*PROVIDED MATERIAL*:
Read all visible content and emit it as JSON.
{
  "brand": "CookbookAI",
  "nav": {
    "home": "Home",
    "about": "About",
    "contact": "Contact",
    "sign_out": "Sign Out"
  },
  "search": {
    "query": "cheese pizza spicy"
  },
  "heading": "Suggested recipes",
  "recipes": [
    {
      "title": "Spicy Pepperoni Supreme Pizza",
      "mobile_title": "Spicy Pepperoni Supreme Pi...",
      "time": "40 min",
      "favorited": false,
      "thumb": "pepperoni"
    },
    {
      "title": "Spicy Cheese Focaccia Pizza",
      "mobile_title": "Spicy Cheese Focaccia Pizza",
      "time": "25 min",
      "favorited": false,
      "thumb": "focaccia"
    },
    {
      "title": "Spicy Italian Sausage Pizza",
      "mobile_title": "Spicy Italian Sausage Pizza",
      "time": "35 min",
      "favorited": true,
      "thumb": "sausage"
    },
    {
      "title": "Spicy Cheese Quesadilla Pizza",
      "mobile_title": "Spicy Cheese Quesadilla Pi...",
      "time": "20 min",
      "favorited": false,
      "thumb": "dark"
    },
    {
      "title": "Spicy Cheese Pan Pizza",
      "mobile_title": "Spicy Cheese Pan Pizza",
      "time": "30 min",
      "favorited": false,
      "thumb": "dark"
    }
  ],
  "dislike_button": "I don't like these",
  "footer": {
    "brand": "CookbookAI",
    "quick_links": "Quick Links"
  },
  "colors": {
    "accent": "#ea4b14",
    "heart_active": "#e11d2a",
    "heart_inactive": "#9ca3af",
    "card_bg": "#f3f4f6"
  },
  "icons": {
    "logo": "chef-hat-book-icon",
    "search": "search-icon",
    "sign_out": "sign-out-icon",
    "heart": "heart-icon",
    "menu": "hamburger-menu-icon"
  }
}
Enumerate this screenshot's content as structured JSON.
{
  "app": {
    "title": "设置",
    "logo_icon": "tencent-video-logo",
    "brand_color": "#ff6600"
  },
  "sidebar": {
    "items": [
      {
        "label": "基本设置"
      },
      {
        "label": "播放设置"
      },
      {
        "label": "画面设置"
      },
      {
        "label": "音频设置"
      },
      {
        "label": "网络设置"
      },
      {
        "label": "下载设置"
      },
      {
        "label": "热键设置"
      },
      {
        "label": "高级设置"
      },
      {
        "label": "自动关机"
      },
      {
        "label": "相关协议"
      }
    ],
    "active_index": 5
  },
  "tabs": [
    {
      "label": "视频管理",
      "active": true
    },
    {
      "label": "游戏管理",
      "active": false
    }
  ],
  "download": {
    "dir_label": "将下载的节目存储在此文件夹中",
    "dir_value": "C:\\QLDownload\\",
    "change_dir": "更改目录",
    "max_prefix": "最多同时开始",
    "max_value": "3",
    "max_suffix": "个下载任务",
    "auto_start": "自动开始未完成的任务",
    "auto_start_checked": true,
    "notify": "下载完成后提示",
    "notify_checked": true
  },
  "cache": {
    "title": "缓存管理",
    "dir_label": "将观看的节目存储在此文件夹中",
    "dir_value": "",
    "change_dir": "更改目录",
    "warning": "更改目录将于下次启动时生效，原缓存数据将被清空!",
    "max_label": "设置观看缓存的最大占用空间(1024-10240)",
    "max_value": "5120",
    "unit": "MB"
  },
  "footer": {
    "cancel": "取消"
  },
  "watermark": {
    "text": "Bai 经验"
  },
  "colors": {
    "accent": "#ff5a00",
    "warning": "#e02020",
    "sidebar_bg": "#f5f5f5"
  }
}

*EXERCISE*: Search the records above for the string "warning". Copy every line that contains it.

*TASK RESULT*:
    "warning": "更改目录将于下次启动时生效，原缓存数据将被清空!",
    "warning": "#e02020",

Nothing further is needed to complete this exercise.